--- DATASET RECORDS ---
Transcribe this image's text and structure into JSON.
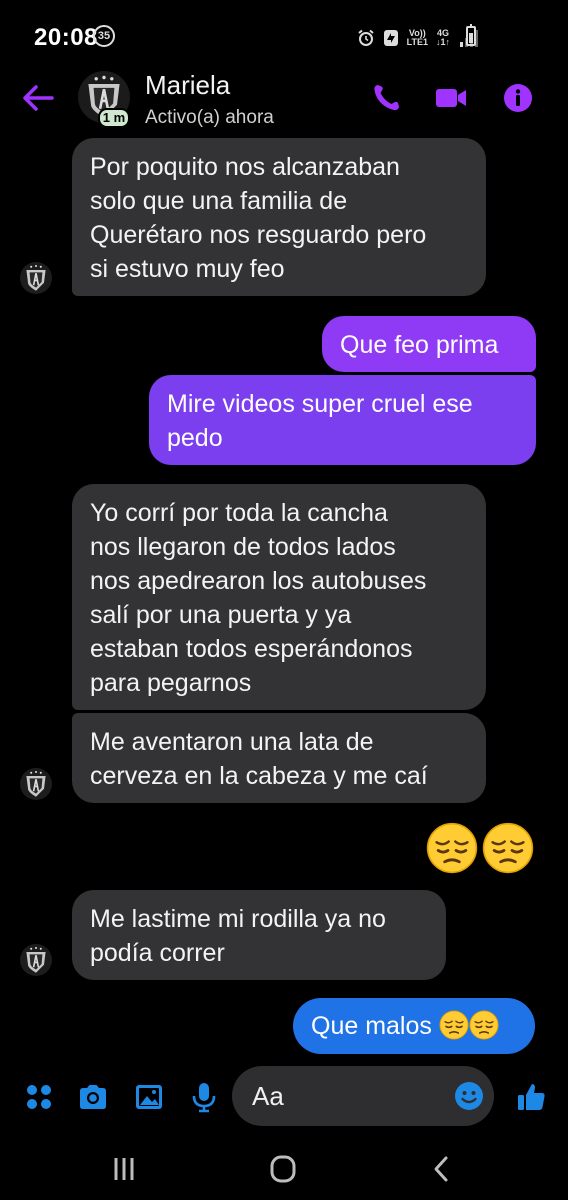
{
  "status_bar": {
    "time": "20:08",
    "notification_count": "35",
    "volte_line1": "Vo))",
    "volte_line2": "LTE1",
    "network_line1": "4G",
    "network_line2": "↓1↑"
  },
  "header": {
    "contact_name": "Mariela",
    "contact_status": "Activo(a) ahora",
    "active_badge": "1 m"
  },
  "composer": {
    "placeholder": "Aa"
  },
  "colors": {
    "accent_purple": "#a033ff",
    "incoming_bubble": "#333335",
    "outgoing_purple": "#8a3cf3",
    "outgoing_blue": "#1f73e6",
    "composer_blue": "#1e88e5"
  },
  "icons": {
    "header": [
      "back-arrow-icon",
      "phone-icon",
      "video-camera-icon",
      "info-icon"
    ],
    "composer": [
      "apps-grid-icon",
      "camera-icon",
      "gallery-icon",
      "microphone-icon",
      "emoji-icon",
      "thumbs-up-icon"
    ],
    "navigation": [
      "recent-apps-icon",
      "home-icon",
      "back-icon"
    ]
  },
  "messages": [
    {
      "direction": "incoming",
      "lines": [
        "Por poquito nos alcanzaban",
        "solo que una familia de",
        "Querétaro nos resguardo pero",
        "si estuvo muy feo"
      ]
    },
    {
      "direction": "outgoing",
      "lines": [
        "Que feo prima"
      ]
    },
    {
      "direction": "outgoing",
      "lines": [
        "Mire videos super cruel ese",
        "pedo"
      ]
    },
    {
      "direction": "incoming",
      "lines": [
        "Yo corrí por toda la cancha",
        "nos llegaron de todos lados",
        "nos apedrearon los autobuses",
        "salí por una puerta y ya",
        "estaban todos esperándonos",
        "para pegarnos"
      ]
    },
    {
      "direction": "incoming",
      "lines": [
        "Me aventaron una lata de",
        "cerveza en la cabeza y me caí"
      ]
    },
    {
      "direction": "outgoing",
      "type": "emoji",
      "emoji": [
        "pensive-face",
        "pensive-face"
      ]
    },
    {
      "direction": "incoming",
      "lines": [
        "Me lastime mi rodilla ya no",
        "podía correr"
      ]
    },
    {
      "direction": "outgoing",
      "text": "Que malos",
      "emoji": [
        "pensive-face",
        "pensive-face"
      ]
    }
  ]
}
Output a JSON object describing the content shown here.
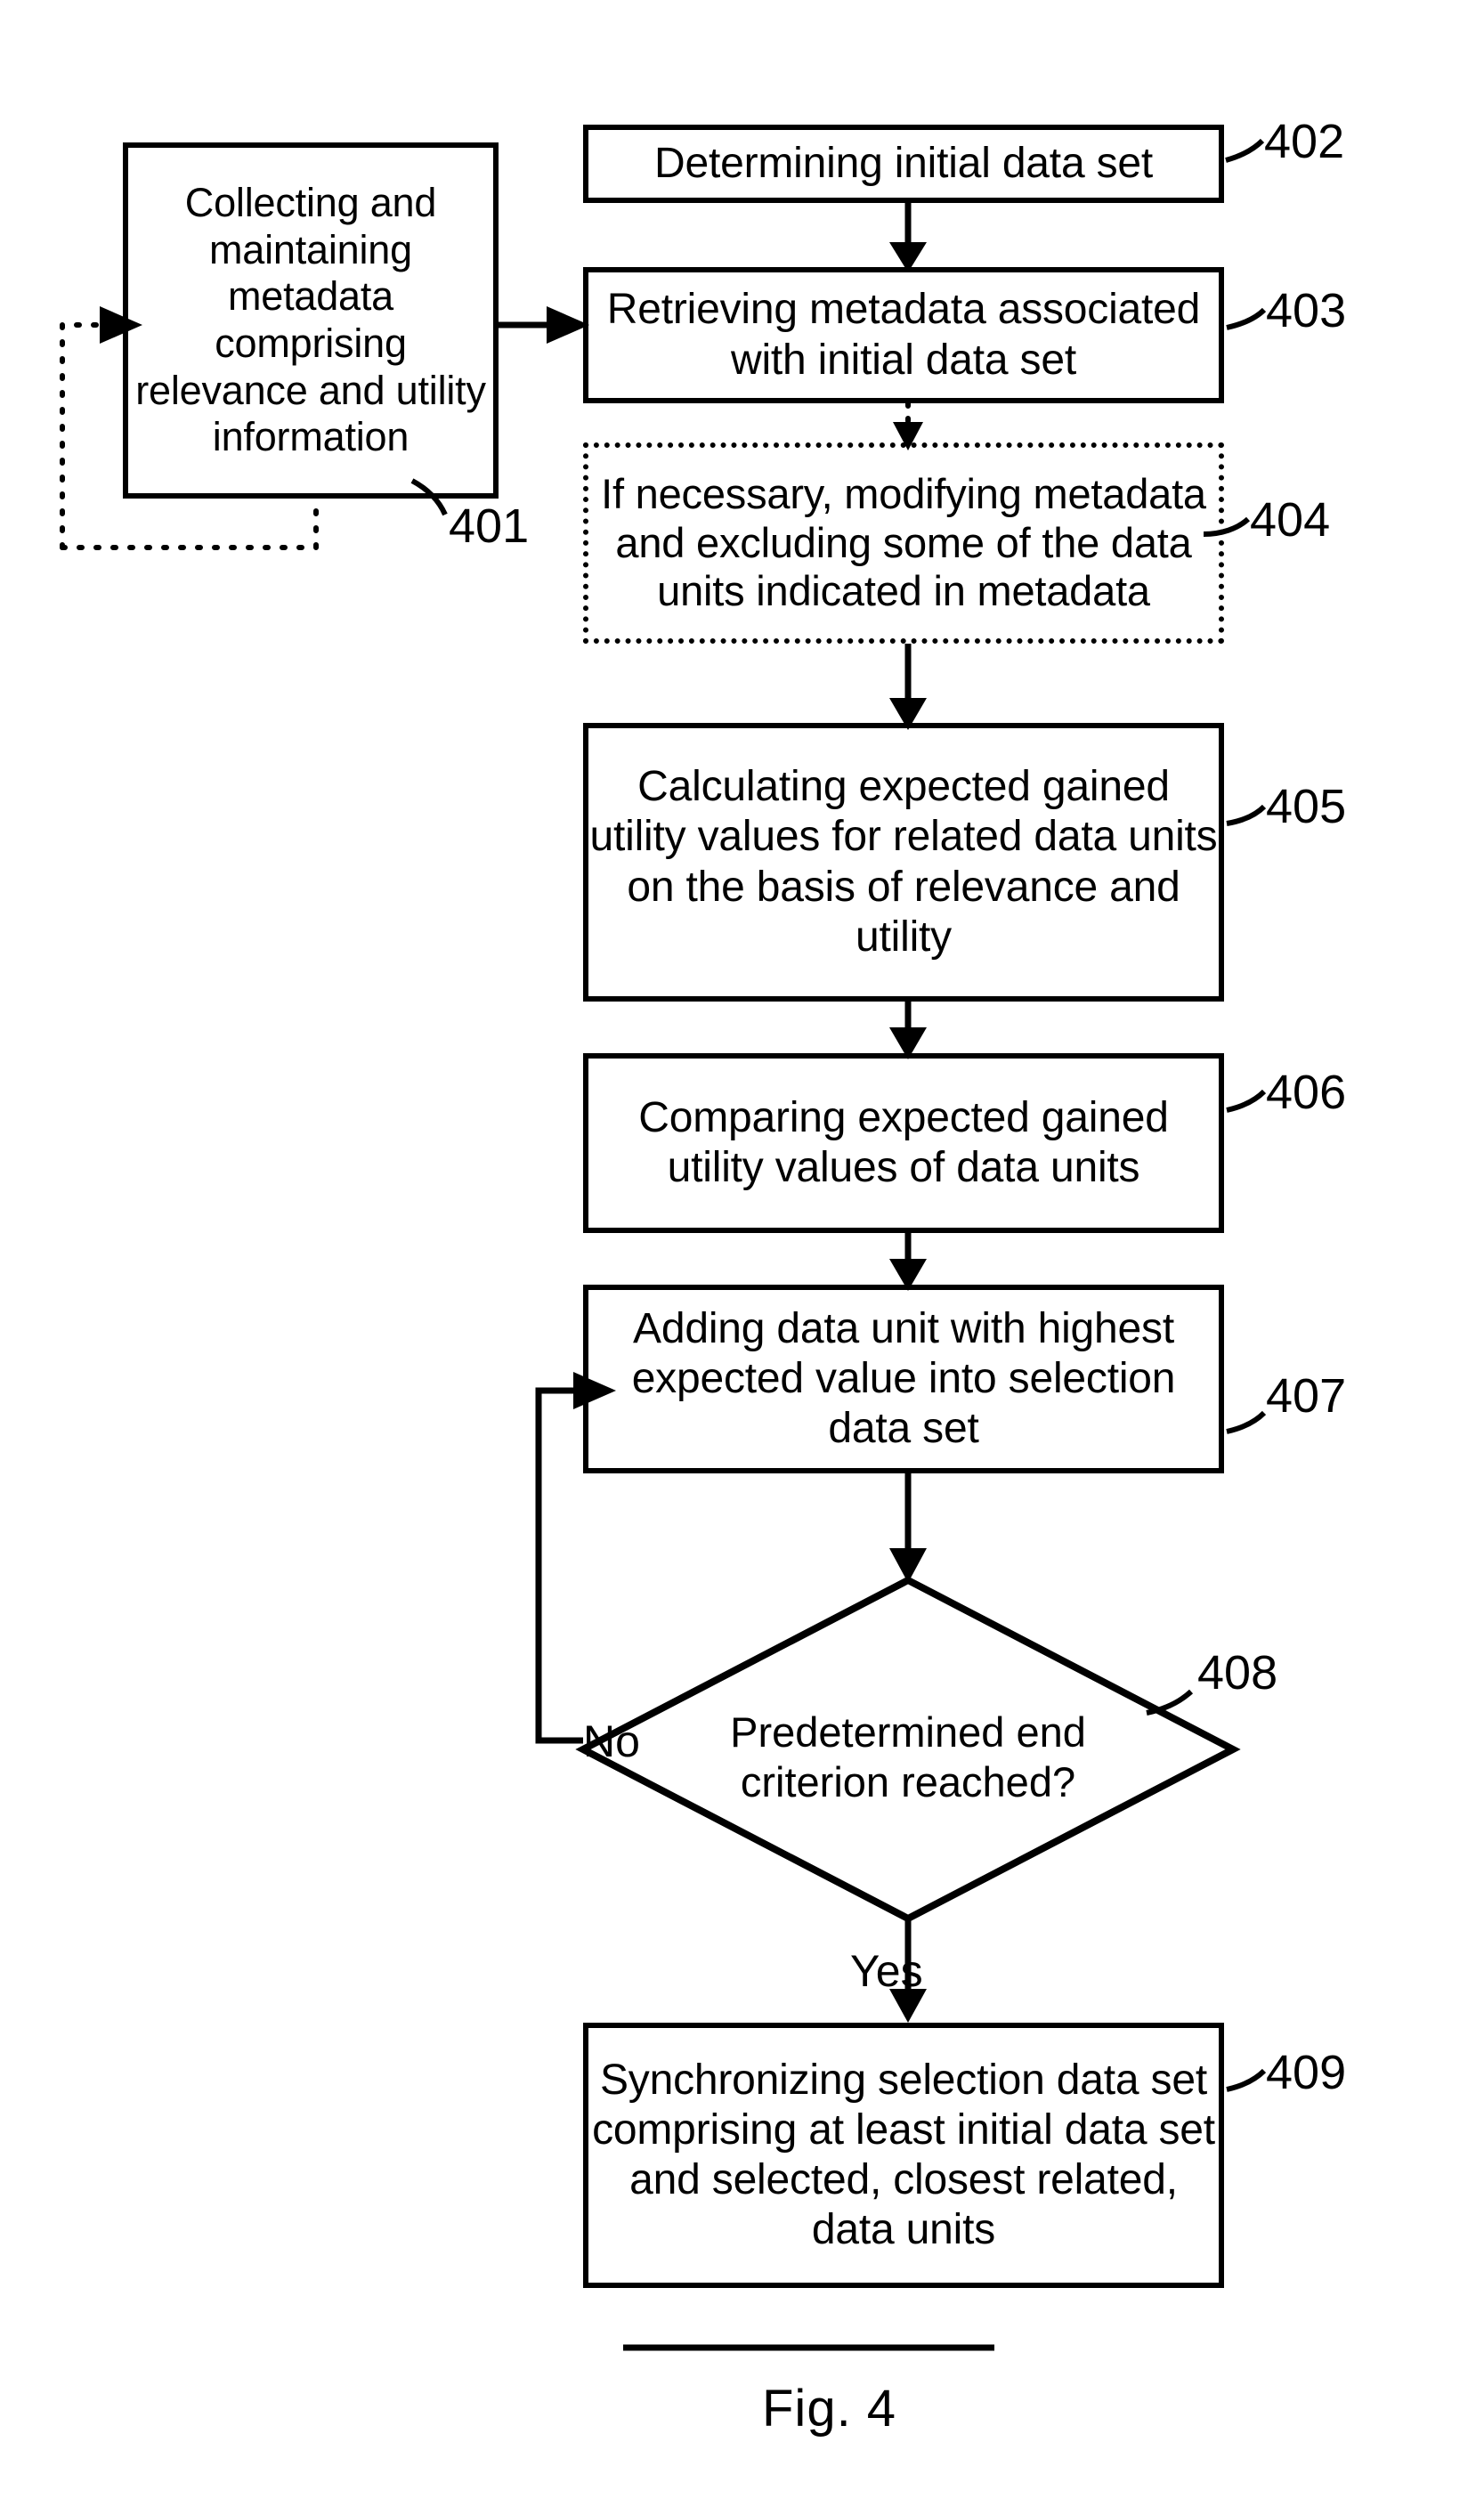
{
  "figure": {
    "caption": "Fig. 4",
    "title": "Flowchart of data selection and synchronization method"
  },
  "colors": {
    "stroke": "#000000",
    "background": "#ffffff"
  },
  "nodes": {
    "n401": {
      "ref": "401",
      "text": "Collecting and maintaining metadata comprising relevance and utility information",
      "shape": "process"
    },
    "n402": {
      "ref": "402",
      "text": "Determining initial data set",
      "shape": "process"
    },
    "n403": {
      "ref": "403",
      "text": "Retrieving metadata associated with initial data set",
      "shape": "process"
    },
    "n404": {
      "ref": "404",
      "text": "If necessary, modifying metadata and excluding some of the data units indicated in metadata",
      "shape": "process-optional-dotted"
    },
    "n405": {
      "ref": "405",
      "text": "Calculating expected gained utility values for related data units on the basis of relevance and utility",
      "shape": "process"
    },
    "n406": {
      "ref": "406",
      "text": "Comparing expected gained utility values of data units",
      "shape": "process"
    },
    "n407": {
      "ref": "407",
      "text": "Adding data unit with highest expected value into selection data set",
      "shape": "process"
    },
    "n408": {
      "ref": "408",
      "text_line1": "Predetermined end",
      "text_line2": "criterion reached?",
      "shape": "decision"
    },
    "n409": {
      "ref": "409",
      "text": "Synchronizing selection data set comprising at least initial data set and selected, closest related, data units",
      "shape": "process"
    }
  },
  "edge_labels": {
    "no": "No",
    "yes": "Yes"
  }
}
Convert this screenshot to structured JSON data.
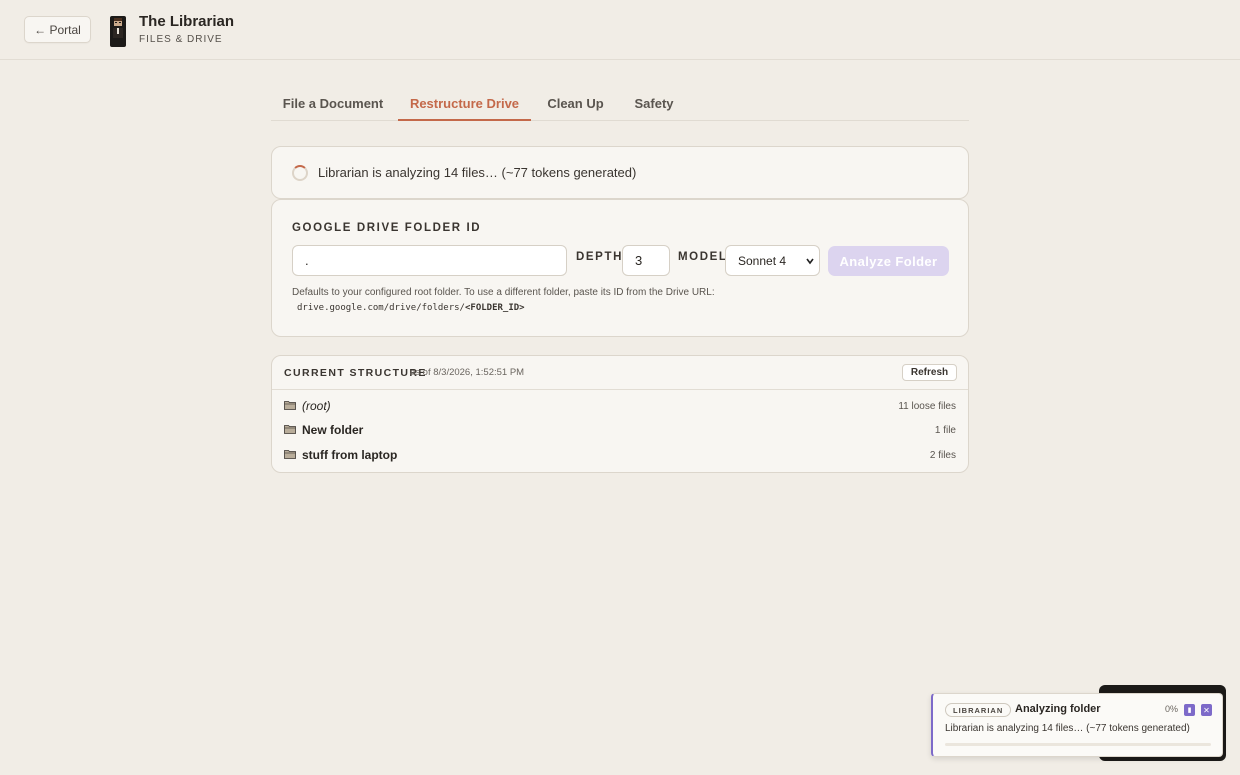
{
  "header": {
    "portal_label": "← Portal",
    "title": "The Librarian",
    "subtitle": "FILES & DRIVE"
  },
  "tabs": [
    {
      "label": "File a Document",
      "active": false
    },
    {
      "label": "Restructure Drive",
      "active": true
    },
    {
      "label": "Clean Up",
      "active": false
    },
    {
      "label": "Safety",
      "active": false
    }
  ],
  "status": {
    "text": "Librarian is analyzing 14 files… (~77 tokens generated)"
  },
  "form": {
    "folder_id_label": "GOOGLE DRIVE FOLDER ID",
    "folder_id_value": ".",
    "depth_label": "DEPTH",
    "depth_value": "3",
    "model_label": "MODEL",
    "model_value": "Sonnet 4",
    "analyze_label": "Analyze Folder",
    "help_text": "Defaults to your configured root folder. To use a different folder, paste its ID from the Drive URL:",
    "help_path_prefix": "drive.google.com/drive/folders/",
    "help_path_placeholder": "<FOLDER_ID>"
  },
  "structure": {
    "title": "CURRENT STRUCTURE",
    "timestamp": "as of 8/3/2026, 1:52:51 PM",
    "refresh_label": "Refresh",
    "rows": [
      {
        "name": "(root)",
        "count": "11 loose files",
        "style": "ital"
      },
      {
        "name": "New folder",
        "count": "1 file",
        "style": "bold"
      },
      {
        "name": "stuff from laptop",
        "count": "2 files",
        "style": "bold"
      }
    ]
  },
  "panel": {
    "badge": "LIBRARIAN",
    "title": "Analyzing folder",
    "percent": "0%",
    "progress": 0,
    "message": "Librarian is analyzing 14 files… (~77 tokens generated)"
  },
  "colors": {
    "accent": "#c4694a",
    "panel_accent": "#7d6ac9",
    "background": "#f1ede6"
  }
}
---
* _AIM_
Set the data above down again exactly as given, with no pictures.

* _FINISHED TASK_
Transcribe this image's text and structure into JSON.
{
  "status_bar": {
    "time": "20:08",
    "notification_count": "35",
    "volte_line1": "Vo))",
    "volte_line2": "LTE1",
    "network_line1": "4G",
    "network_line2": "↓1↑"
  },
  "header": {
    "contact_name": "Mariela",
    "contact_status": "Activo(a) ahora",
    "active_badge": "1 m"
  },
  "composer": {
    "placeholder": "Aa"
  },
  "colors": {
    "accent_purple": "#a033ff",
    "incoming_bubble": "#333335",
    "outgoing_purple": "#8a3cf3",
    "outgoing_blue": "#1f73e6",
    "composer_blue": "#1e88e5"
  },
  "icons": {
    "header": [
      "back-arrow-icon",
      "phone-icon",
      "video-camera-icon",
      "info-icon"
    ],
    "composer": [
      "apps-grid-icon",
      "camera-icon",
      "gallery-icon",
      "microphone-icon",
      "emoji-icon",
      "thumbs-up-icon"
    ],
    "navigation": [
      "recent-apps-icon",
      "home-icon",
      "back-icon"
    ]
  },
  "messages": [
    {
      "direction": "incoming",
      "lines": [
        "Por poquito nos alcanzaban",
        "solo que una familia de",
        "Querétaro nos resguardo pero",
        "si estuvo muy feo"
      ]
    },
    {
      "direction": "outgoing",
      "lines": [
        "Que feo prima"
      ]
    },
    {
      "direction": "outgoing",
      "lines": [
        "Mire videos super cruel ese",
        "pedo"
      ]
    },
    {
      "direction": "incoming",
      "lines": [
        "Yo corrí por toda la cancha",
        "nos llegaron de todos lados",
        "nos apedrearon los autobuses",
        "salí por una puerta y ya",
        "estaban todos esperándonos",
        "para pegarnos"
      ]
    },
    {
      "direction": "incoming",
      "lines": [
        "Me aventaron una lata de",
        "cerveza en la cabeza y me caí"
      ]
    },
    {
      "direction": "outgoing",
      "type": "emoji",
      "emoji": [
        "pensive-face",
        "pensive-face"
      ]
    },
    {
      "direction": "incoming",
      "lines": [
        "Me lastime mi rodilla ya no",
        "podía correr"
      ]
    },
    {
      "direction": "outgoing",
      "text": "Que malos",
      "emoji": [
        "pensive-face",
        "pensive-face"
      ]
    }
  ]
}
Output a JSON object describing the content shown here.
{
  "figure": {
    "caption": "Fig. 4",
    "title": "Flowchart of data selection and synchronization method"
  },
  "colors": {
    "stroke": "#000000",
    "background": "#ffffff"
  },
  "nodes": {
    "n401": {
      "ref": "401",
      "text": "Collecting and maintaining metadata comprising relevance and utility information",
      "shape": "process"
    },
    "n402": {
      "ref": "402",
      "text": "Determining initial data set",
      "shape": "process"
    },
    "n403": {
      "ref": "403",
      "text": "Retrieving metadata associated with initial data set",
      "shape": "process"
    },
    "n404": {
      "ref": "404",
      "text": "If necessary, modifying metadata and excluding some of the data units indicated in metadata",
      "shape": "process-optional-dotted"
    },
    "n405": {
      "ref": "405",
      "text": "Calculating expected gained utility values for related data units on the basis of relevance and utility",
      "shape": "process"
    },
    "n406": {
      "ref": "406",
      "text": "Comparing expected gained utility values of data units",
      "shape": "process"
    },
    "n407": {
      "ref": "407",
      "text": "Adding data unit with highest expected value into selection data set",
      "shape": "process"
    },
    "n408": {
      "ref": "408",
      "text_line1": "Predetermined end",
      "text_line2": "criterion reached?",
      "shape": "decision"
    },
    "n409": {
      "ref": "409",
      "text": "Synchronizing selection data set comprising at least initial data set and selected, closest related, data units",
      "shape": "process"
    }
  },
  "edge_labels": {
    "no": "No",
    "yes": "Yes"
  }
}
Convert this screenshot to structured JSON data.
{
  "header": {
    "portal_label": "← Portal",
    "title": "The Librarian",
    "subtitle": "FILES & DRIVE"
  },
  "tabs": [
    {
      "label": "File a Document",
      "active": false
    },
    {
      "label": "Restructure Drive",
      "active": true
    },
    {
      "label": "Clean Up",
      "active": false
    },
    {
      "label": "Safety",
      "active": false
    }
  ],
  "status": {
    "text": "Librarian is analyzing 14 files… (~77 tokens generated)"
  },
  "form": {
    "folder_id_label": "GOOGLE DRIVE FOLDER ID",
    "folder_id_value": ".",
    "depth_label": "DEPTH",
    "depth_value": "3",
    "model_label": "MODEL",
    "model_value": "Sonnet 4",
    "analyze_label": "Analyze Folder",
    "help_text": "Defaults to your configured root folder. To use a different folder, paste its ID from the Drive URL:",
    "help_path_prefix": "drive.google.com/drive/folders/",
    "help_path_placeholder": "<FOLDER_ID>"
  },
  "structure": {
    "title": "CURRENT STRUCTURE",
    "timestamp": "as of 8/3/2026, 1:52:51 PM",
    "refresh_label": "Refresh",
    "rows": [
      {
        "name": "(root)",
        "count": "11 loose files",
        "style": "ital"
      },
      {
        "name": "New folder",
        "count": "1 file",
        "style": "bold"
      },
      {
        "name": "stuff from laptop",
        "count": "2 files",
        "style": "bold"
      }
    ]
  },
  "panel": {
    "badge": "LIBRARIAN",
    "title": "Analyzing folder",
    "percent": "0%",
    "progress": 0,
    "message": "Librarian is analyzing 14 files… (~77 tokens generated)"
  },
  "colors": {
    "accent": "#c4694a",
    "panel_accent": "#7d6ac9",
    "background": "#f1ede6"
  }
}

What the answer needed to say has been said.